(Part of a data file)
○ ○ ○ ○ ○

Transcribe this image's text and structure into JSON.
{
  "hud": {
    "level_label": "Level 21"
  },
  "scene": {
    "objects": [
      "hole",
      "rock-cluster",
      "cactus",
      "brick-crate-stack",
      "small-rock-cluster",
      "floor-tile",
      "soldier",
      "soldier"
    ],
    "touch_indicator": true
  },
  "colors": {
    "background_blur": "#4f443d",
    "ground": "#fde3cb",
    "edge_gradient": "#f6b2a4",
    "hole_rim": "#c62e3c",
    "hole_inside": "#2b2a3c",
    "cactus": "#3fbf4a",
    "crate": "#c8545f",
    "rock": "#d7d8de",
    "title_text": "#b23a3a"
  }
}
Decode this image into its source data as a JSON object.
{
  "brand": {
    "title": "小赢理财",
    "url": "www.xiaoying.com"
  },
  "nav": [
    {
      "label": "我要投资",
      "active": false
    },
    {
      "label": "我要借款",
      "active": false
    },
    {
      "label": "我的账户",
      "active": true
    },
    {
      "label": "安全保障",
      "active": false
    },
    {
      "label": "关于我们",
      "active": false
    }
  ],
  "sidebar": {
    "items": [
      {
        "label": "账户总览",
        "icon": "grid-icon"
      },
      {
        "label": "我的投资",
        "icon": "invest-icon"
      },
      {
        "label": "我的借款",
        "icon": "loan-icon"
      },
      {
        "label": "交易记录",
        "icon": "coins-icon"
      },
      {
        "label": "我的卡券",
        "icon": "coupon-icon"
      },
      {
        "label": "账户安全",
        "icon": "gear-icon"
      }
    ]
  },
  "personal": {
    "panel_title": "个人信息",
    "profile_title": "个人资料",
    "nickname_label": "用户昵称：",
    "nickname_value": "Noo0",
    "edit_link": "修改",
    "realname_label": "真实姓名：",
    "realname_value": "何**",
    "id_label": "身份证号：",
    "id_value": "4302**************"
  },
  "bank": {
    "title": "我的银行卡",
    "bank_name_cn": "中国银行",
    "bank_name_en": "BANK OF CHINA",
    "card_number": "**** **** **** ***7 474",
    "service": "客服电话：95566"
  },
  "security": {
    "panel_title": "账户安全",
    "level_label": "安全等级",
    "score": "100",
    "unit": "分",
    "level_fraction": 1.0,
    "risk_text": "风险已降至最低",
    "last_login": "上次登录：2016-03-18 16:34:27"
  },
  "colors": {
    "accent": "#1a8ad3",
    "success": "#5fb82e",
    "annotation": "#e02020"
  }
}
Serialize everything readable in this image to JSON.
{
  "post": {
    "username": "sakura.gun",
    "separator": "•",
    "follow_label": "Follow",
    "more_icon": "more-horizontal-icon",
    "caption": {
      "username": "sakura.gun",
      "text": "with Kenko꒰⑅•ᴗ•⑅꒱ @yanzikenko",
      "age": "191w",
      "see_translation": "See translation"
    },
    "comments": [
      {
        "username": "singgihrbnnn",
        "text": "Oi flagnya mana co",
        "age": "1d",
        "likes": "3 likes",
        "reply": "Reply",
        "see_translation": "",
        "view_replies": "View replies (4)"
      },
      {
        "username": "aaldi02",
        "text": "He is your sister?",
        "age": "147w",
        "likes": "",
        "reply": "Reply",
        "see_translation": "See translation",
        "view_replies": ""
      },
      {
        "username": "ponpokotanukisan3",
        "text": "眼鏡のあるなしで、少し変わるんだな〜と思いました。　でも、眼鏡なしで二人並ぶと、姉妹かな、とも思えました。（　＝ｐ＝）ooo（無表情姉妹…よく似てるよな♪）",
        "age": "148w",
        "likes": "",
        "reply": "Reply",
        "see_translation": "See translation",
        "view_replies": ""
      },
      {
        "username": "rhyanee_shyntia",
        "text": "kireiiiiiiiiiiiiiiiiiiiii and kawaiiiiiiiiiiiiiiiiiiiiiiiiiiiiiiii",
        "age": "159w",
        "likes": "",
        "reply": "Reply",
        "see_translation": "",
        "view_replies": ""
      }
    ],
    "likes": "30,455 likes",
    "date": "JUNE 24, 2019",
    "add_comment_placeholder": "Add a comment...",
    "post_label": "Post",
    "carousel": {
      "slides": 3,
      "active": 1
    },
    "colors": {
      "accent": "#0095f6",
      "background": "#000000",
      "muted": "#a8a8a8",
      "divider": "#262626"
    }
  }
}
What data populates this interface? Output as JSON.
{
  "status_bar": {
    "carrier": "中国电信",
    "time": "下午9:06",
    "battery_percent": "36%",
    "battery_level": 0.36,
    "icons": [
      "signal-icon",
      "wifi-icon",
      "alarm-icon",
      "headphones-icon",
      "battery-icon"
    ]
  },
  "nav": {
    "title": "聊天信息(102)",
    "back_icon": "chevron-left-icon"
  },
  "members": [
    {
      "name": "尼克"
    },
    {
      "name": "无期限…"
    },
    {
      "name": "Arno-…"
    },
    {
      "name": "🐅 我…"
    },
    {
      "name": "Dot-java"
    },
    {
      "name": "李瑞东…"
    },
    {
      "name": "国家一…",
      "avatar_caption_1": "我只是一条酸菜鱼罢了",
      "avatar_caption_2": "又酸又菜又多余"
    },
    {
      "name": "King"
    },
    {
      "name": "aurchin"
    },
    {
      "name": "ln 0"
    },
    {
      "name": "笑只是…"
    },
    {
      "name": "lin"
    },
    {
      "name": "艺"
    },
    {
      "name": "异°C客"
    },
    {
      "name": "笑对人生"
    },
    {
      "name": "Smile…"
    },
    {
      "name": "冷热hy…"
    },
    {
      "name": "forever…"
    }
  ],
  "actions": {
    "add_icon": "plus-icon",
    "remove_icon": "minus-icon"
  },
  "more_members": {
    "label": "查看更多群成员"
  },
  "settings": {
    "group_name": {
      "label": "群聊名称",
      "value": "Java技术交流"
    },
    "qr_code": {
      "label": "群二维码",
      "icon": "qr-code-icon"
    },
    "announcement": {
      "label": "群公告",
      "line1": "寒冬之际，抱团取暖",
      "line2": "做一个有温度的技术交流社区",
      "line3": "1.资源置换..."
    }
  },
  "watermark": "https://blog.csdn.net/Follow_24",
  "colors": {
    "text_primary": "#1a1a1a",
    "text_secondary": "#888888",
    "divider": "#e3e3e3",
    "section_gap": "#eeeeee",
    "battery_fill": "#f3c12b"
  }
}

○ ○ ○ ○ ○

Set task → Write the complete data out, exactly as above.

Full response →
Transcribe this image's text and structure into JSON.
{
  "hud": {
    "level_label": "Level 21"
  },
  "scene": {
    "objects": [
      "hole",
      "rock-cluster",
      "cactus",
      "brick-crate-stack",
      "small-rock-cluster",
      "floor-tile",
      "soldier",
      "soldier"
    ],
    "touch_indicator": true
  },
  "colors": {
    "background_blur": "#4f443d",
    "ground": "#fde3cb",
    "edge_gradient": "#f6b2a4",
    "hole_rim": "#c62e3c",
    "hole_inside": "#2b2a3c",
    "cactus": "#3fbf4a",
    "crate": "#c8545f",
    "rock": "#d7d8de",
    "title_text": "#b23a3a"
  }
}
Decode this image into its source data as a JSON object.
{
  "brand": {
    "title": "小赢理财",
    "url": "www.xiaoying.com"
  },
  "nav": [
    {
      "label": "我要投资",
      "active": false
    },
    {
      "label": "我要借款",
      "active": false
    },
    {
      "label": "我的账户",
      "active": true
    },
    {
      "label": "安全保障",
      "active": false
    },
    {
      "label": "关于我们",
      "active": false
    }
  ],
  "sidebar": {
    "items": [
      {
        "label": "账户总览",
        "icon": "grid-icon"
      },
      {
        "label": "我的投资",
        "icon": "invest-icon"
      },
      {
        "label": "我的借款",
        "icon": "loan-icon"
      },
      {
        "label": "交易记录",
        "icon": "coins-icon"
      },
      {
        "label": "我的卡券",
        "icon": "coupon-icon"
      },
      {
        "label": "账户安全",
        "icon": "gear-icon"
      }
    ]
  },
  "personal": {
    "panel_title": "个人信息",
    "profile_title": "个人资料",
    "nickname_label": "用户昵称：",
    "nickname_value": "Noo0",
    "edit_link": "修改",
    "realname_label": "真实姓名：",
    "realname_value": "何**",
    "id_label": "身份证号：",
    "id_value": "4302**************"
  },
  "bank": {
    "title": "我的银行卡",
    "bank_name_cn": "中国银行",
    "bank_name_en": "BANK OF CHINA",
    "card_number": "**** **** **** ***7 474",
    "service": "客服电话：95566"
  },
  "security": {
    "panel_title": "账户安全",
    "level_label": "安全等级",
    "score": "100",
    "unit": "分",
    "level_fraction": 1.0,
    "risk_text": "风险已降至最低",
    "last_login": "上次登录：2016-03-18 16:34:27"
  },
  "colors": {
    "accent": "#1a8ad3",
    "success": "#5fb82e",
    "annotation": "#e02020"
  }
}
Serialize everything readable in this image to JSON.
{
  "post": {
    "username": "sakura.gun",
    "separator": "•",
    "follow_label": "Follow",
    "more_icon": "more-horizontal-icon",
    "caption": {
      "username": "sakura.gun",
      "text": "with Kenko꒰⑅•ᴗ•⑅꒱ @yanzikenko",
      "age": "191w",
      "see_translation": "See translation"
    },
    "comments": [
      {
        "username": "singgihrbnnn",
        "text": "Oi flagnya mana co",
        "age": "1d",
        "likes": "3 likes",
        "reply": "Reply",
        "see_translation": "",
        "view_replies": "View replies (4)"
      },
      {
        "username": "aaldi02",
        "text": "He is your sister?",
        "age": "147w",
        "likes": "",
        "reply": "Reply",
        "see_translation": "See translation",
        "view_replies": ""
      },
      {
        "username": "ponpokotanukisan3",
        "text": "眼鏡のあるなしで、少し変わるんだな〜と思いました。　でも、眼鏡なしで二人並ぶと、姉妹かな、とも思えました。（　＝ｐ＝）ooo（無表情姉妹…よく似てるよな♪）",
        "age": "148w",
        "likes": "",
        "reply": "Reply",
        "see_translation": "See translation",
        "view_replies": ""
      },
      {
        "username": "rhyanee_shyntia",
        "text": "kireiiiiiiiiiiiiiiiiiiiii and kawaiiiiiiiiiiiiiiiiiiiiiiiiiiiiiiii",
        "age": "159w",
        "likes": "",
        "reply": "Reply",
        "see_translation": "",
        "view_replies": ""
      }
    ],
    "likes": "30,455 likes",
    "date": "JUNE 24, 2019",
    "add_comment_placeholder": "Add a comment...",
    "post_label": "Post",
    "carousel": {
      "slides": 3,
      "active": 1
    },
    "colors": {
      "accent": "#0095f6",
      "background": "#000000",
      "muted": "#a8a8a8",
      "divider": "#262626"
    }
  }
}
What data populates this interface? Output as JSON.
{
  "status_bar": {
    "carrier": "中国电信",
    "time": "下午9:06",
    "battery_percent": "36%",
    "battery_level": 0.36,
    "icons": [
      "signal-icon",
      "wifi-icon",
      "alarm-icon",
      "headphones-icon",
      "battery-icon"
    ]
  },
  "nav": {
    "title": "聊天信息(102)",
    "back_icon": "chevron-left-icon"
  },
  "members": [
    {
      "name": "尼克"
    },
    {
      "name": "无期限…"
    },
    {
      "name": "Arno-…"
    },
    {
      "name": "🐅 我…"
    },
    {
      "name": "Dot-java"
    },
    {
      "name": "李瑞东…"
    },
    {
      "name": "国家一…",
      "avatar_caption_1": "我只是一条酸菜鱼罢了",
      "avatar_caption_2": "又酸又菜又多余"
    },
    {
      "name": "King"
    },
    {
      "name": "aurchin"
    },
    {
      "name": "ln 0"
    },
    {
      "name": "笑只是…"
    },
    {
      "name": "lin"
    },
    {
      "name": "艺"
    },
    {
      "name": "异°C客"
    },
    {
      "name": "笑对人生"
    },
    {
      "name": "Smile…"
    },
    {
      "name": "冷热hy…"
    },
    {
      "name": "forever…"
    }
  ],
  "actions": {
    "add_icon": "plus-icon",
    "remove_icon": "minus-icon"
  },
  "more_members": {
    "label": "查看更多群成员"
  },
  "settings": {
    "group_name": {
      "label": "群聊名称",
      "value": "Java技术交流"
    },
    "qr_code": {
      "label": "群二维码",
      "icon": "qr-code-icon"
    },
    "announcement": {
      "label": "群公告",
      "line1": "寒冬之际，抱团取暖",
      "line2": "做一个有温度的技术交流社区",
      "line3": "1.资源置换..."
    }
  },
  "watermark": "https://blog.csdn.net/Follow_24",
  "colors": {
    "text_primary": "#1a1a1a",
    "text_secondary": "#888888",
    "divider": "#e3e3e3",
    "section_gap": "#eeeeee",
    "battery_fill": "#f3c12b"
  }
}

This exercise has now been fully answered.